╭──
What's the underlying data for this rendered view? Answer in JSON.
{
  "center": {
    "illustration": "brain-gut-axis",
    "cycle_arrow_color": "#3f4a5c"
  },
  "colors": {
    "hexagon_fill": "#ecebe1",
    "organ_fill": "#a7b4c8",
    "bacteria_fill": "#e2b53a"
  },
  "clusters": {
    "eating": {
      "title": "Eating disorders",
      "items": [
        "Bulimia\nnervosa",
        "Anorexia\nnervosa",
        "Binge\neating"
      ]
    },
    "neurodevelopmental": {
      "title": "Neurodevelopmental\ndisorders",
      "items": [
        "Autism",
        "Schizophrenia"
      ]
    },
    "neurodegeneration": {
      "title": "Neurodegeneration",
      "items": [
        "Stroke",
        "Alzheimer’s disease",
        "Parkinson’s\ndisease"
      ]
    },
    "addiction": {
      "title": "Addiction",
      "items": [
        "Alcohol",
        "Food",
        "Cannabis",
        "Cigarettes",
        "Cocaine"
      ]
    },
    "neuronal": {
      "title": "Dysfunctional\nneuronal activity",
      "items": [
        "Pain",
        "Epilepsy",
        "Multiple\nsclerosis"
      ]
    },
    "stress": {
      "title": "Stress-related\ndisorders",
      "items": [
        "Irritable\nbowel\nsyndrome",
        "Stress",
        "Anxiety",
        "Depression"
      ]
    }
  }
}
╰──
What needs to be done:
Collect every line with the string "title" from the records, and copy each.

Answer to the exercise:
      "title": "Eating disorders",
      "title": "Neurodevelopmental\ndisorders",
      "title": "Neurodegeneration",
      "title": "Addiction",
      "title": "Dysfunctional\nneuronal activity",
      "title": "Stress-related\ndisorders",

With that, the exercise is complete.